Content starts

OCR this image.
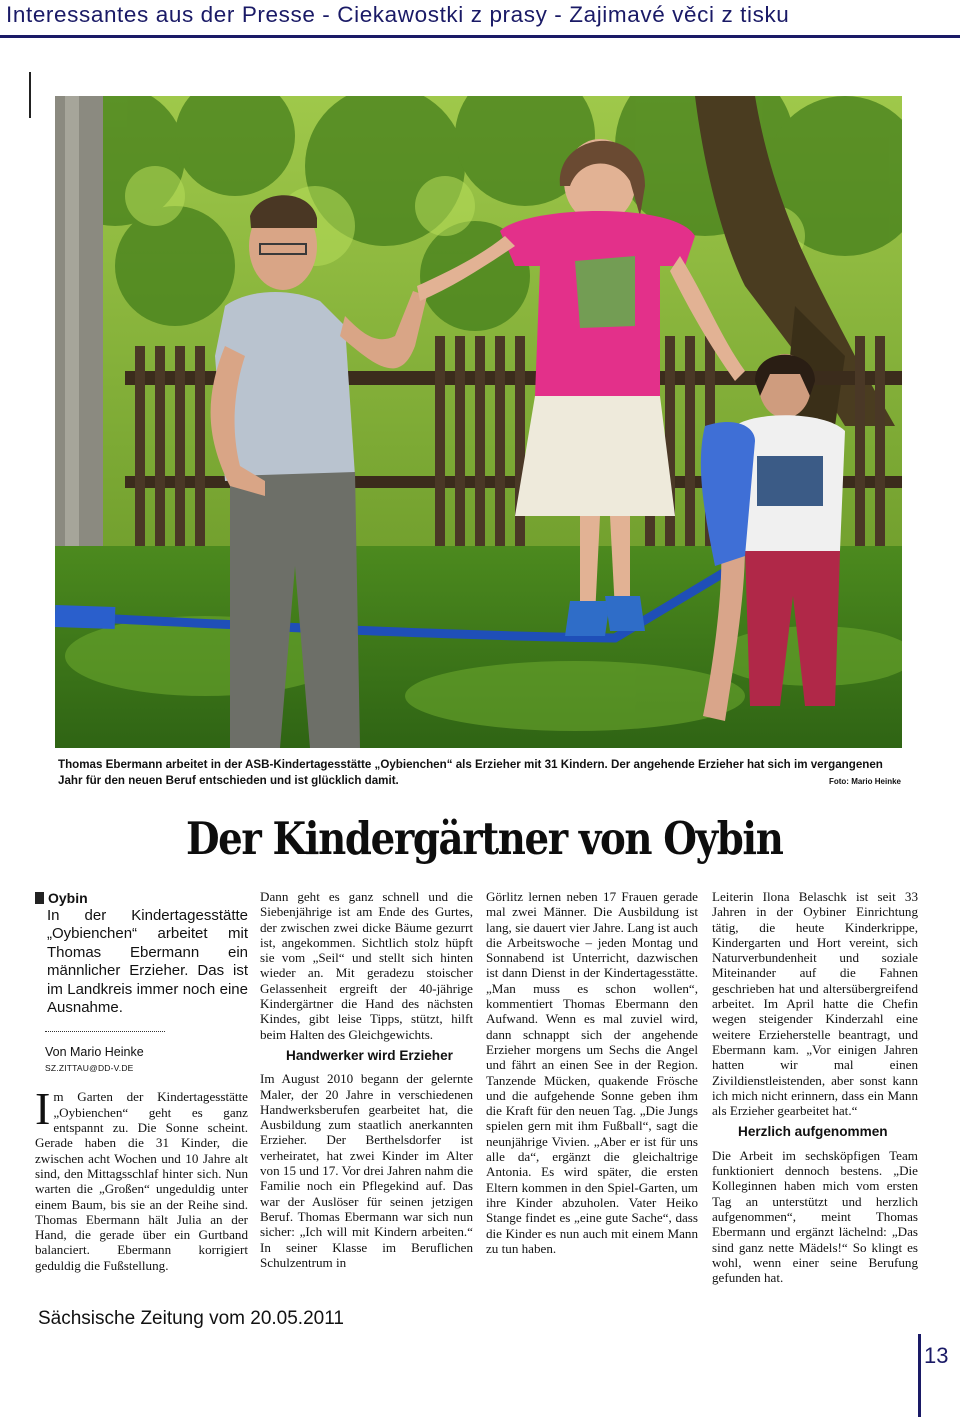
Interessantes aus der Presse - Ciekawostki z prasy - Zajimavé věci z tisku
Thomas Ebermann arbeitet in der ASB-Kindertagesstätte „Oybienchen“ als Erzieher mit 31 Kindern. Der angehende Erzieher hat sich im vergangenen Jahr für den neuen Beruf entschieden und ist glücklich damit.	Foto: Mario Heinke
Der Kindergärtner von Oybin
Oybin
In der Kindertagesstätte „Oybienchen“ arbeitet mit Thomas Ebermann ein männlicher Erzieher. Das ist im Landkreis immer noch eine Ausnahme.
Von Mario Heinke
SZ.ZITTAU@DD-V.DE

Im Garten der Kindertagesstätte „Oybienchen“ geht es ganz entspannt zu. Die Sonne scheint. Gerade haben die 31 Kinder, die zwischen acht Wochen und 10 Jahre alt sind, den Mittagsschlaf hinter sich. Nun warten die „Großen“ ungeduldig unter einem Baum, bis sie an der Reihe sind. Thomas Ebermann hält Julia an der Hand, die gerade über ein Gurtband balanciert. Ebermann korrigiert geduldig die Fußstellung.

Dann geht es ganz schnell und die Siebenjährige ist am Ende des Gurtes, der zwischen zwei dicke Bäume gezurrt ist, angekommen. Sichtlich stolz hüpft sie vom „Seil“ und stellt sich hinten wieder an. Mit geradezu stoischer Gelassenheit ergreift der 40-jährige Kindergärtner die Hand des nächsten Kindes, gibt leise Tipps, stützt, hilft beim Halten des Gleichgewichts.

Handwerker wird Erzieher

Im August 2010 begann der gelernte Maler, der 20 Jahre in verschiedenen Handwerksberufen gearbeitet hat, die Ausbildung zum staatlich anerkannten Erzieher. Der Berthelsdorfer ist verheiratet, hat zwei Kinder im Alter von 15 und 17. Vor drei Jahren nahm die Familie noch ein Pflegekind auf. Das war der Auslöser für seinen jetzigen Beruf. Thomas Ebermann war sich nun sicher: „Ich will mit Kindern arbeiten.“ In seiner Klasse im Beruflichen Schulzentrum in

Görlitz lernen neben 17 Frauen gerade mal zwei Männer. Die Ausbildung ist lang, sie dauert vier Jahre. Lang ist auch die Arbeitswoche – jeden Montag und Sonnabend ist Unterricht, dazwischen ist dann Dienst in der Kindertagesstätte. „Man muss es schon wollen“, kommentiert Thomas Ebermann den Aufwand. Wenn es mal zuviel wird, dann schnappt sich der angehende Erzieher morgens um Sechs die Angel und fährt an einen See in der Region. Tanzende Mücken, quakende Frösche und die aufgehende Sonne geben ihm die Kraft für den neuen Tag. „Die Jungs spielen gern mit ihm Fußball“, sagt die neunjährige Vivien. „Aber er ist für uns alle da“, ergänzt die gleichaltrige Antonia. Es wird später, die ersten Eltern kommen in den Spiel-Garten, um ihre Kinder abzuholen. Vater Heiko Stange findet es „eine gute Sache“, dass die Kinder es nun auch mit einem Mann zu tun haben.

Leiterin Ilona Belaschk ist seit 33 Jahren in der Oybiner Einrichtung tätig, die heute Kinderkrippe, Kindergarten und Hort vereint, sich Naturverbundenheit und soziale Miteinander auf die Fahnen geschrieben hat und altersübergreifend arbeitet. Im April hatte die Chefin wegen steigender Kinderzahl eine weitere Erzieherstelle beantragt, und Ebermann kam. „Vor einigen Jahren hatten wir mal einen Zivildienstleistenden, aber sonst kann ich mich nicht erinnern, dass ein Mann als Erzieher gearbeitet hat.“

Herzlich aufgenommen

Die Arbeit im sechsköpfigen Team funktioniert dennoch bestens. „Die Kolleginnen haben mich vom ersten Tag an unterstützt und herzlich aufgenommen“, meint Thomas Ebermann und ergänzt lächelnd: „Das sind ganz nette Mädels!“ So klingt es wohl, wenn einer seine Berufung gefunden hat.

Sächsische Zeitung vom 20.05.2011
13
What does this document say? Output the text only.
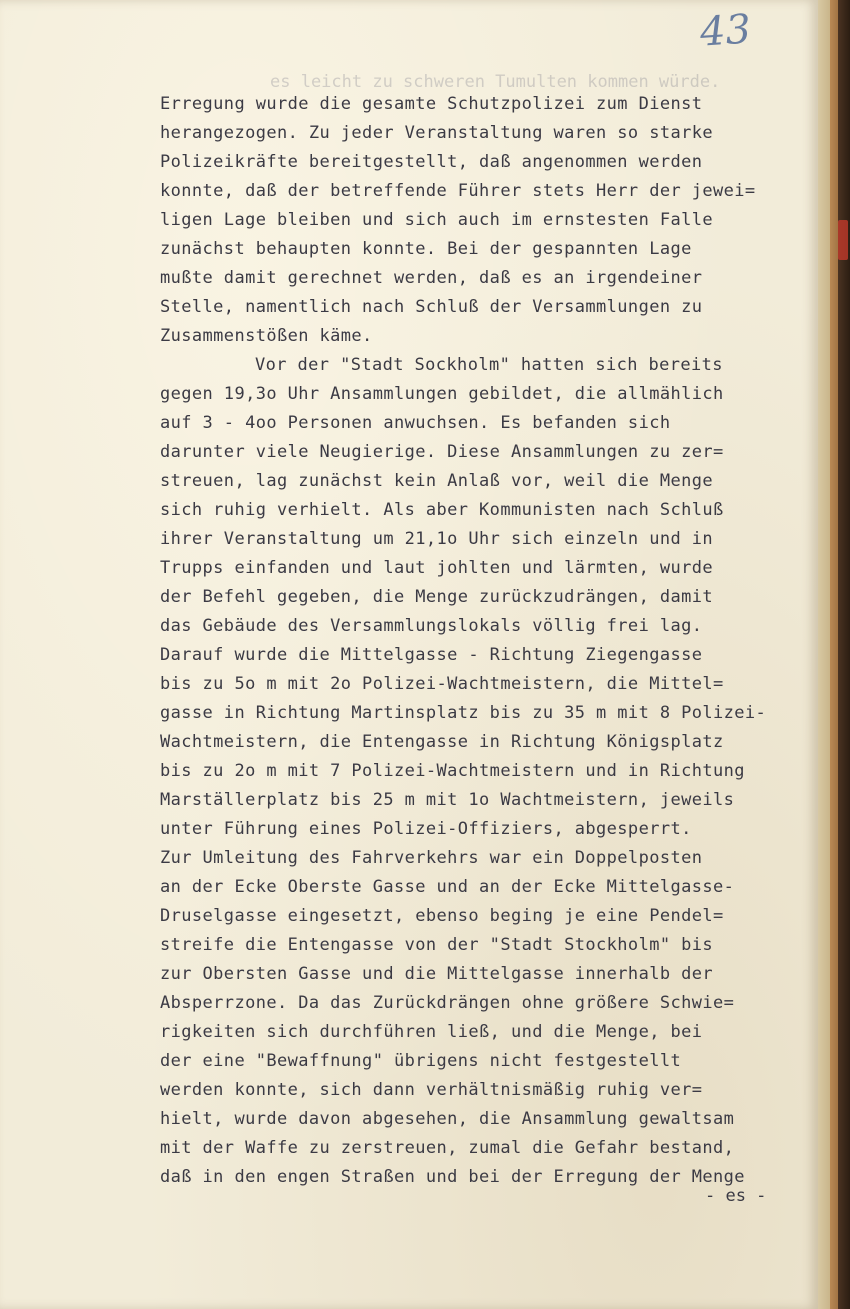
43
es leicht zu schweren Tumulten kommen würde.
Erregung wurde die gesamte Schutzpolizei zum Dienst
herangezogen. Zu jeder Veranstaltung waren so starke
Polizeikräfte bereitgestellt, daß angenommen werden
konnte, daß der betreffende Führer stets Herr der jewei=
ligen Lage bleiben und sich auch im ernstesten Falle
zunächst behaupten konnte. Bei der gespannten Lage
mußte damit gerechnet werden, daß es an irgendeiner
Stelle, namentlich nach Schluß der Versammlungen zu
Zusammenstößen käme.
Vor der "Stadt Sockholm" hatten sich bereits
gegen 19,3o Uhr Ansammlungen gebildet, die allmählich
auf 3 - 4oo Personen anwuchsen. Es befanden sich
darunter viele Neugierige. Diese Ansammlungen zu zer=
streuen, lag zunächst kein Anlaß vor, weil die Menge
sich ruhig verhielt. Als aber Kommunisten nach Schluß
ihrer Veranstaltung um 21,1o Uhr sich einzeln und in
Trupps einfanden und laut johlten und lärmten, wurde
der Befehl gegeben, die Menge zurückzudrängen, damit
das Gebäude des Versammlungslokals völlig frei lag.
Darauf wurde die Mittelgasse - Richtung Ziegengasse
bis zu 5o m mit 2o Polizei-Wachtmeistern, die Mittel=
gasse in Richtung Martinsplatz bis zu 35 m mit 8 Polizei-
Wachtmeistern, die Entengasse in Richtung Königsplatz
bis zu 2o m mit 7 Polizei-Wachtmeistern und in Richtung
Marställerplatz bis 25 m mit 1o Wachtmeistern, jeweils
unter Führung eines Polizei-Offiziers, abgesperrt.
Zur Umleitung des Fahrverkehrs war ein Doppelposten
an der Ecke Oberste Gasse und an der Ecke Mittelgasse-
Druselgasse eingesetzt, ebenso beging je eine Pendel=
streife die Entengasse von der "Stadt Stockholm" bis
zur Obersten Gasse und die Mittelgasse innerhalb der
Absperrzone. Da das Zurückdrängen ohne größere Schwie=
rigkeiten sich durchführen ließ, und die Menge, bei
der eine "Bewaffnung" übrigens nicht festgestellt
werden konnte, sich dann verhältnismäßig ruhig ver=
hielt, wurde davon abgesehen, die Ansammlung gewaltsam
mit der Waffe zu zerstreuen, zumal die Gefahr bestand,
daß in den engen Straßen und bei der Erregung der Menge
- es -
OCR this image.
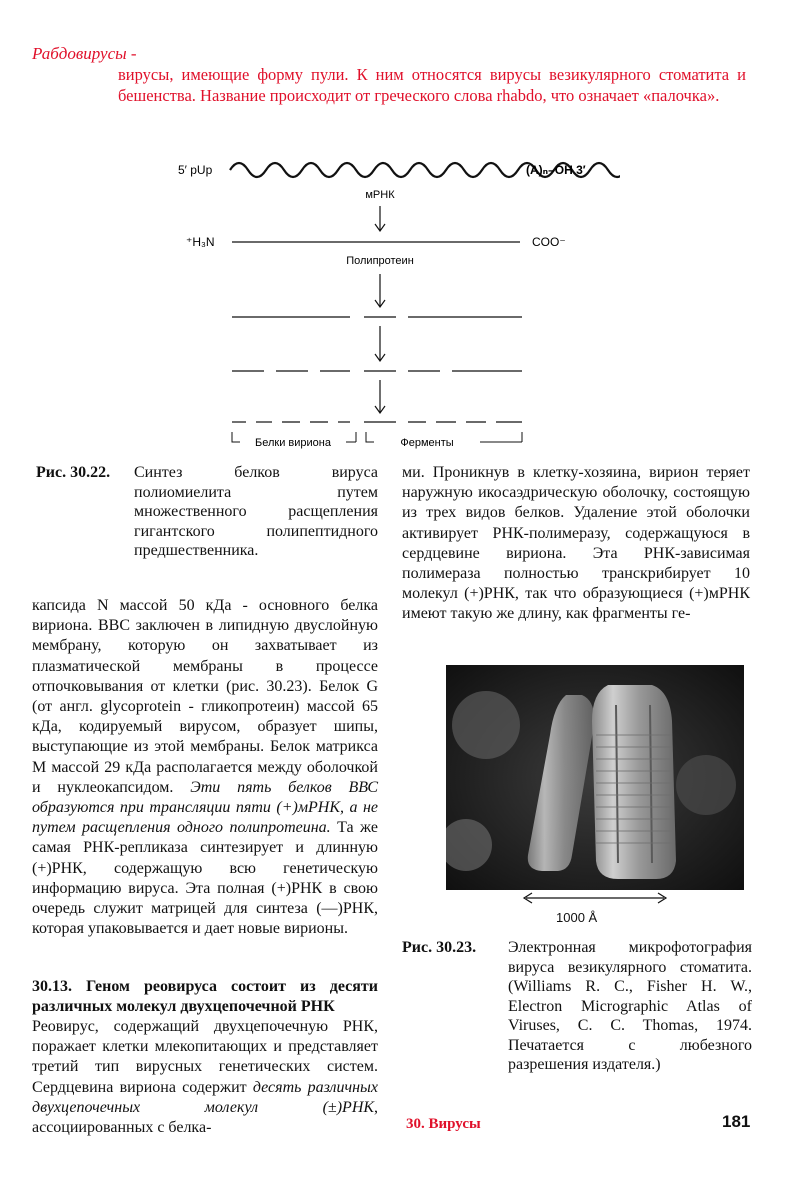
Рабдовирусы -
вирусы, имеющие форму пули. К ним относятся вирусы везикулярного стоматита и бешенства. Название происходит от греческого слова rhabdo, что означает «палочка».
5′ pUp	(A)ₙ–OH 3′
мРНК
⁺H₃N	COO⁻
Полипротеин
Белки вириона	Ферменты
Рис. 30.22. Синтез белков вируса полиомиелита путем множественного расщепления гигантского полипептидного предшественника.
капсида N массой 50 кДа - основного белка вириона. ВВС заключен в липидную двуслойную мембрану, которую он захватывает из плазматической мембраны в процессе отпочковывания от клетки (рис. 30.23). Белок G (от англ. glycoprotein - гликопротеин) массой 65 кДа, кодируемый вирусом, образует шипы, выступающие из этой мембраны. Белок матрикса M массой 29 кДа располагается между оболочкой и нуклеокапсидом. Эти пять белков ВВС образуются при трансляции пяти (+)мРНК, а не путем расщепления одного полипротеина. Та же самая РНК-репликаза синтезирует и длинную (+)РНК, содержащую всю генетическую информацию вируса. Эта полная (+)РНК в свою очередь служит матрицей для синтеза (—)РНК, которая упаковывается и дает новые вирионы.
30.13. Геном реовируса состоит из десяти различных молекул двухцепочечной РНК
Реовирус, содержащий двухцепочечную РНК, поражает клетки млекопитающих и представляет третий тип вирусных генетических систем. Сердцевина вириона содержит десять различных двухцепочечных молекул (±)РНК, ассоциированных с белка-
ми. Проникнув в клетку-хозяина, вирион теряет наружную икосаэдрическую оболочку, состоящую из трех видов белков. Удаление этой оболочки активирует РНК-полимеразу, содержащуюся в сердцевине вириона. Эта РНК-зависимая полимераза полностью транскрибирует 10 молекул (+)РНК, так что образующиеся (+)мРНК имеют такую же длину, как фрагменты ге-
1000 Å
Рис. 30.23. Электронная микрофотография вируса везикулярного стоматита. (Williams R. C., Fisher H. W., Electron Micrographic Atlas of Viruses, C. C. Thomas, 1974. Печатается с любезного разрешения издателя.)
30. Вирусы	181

Content ends

What the exercise asks: Provide the number of lines in these entries that hold the word "везикулярного", without any accompanying text.

Response below: 2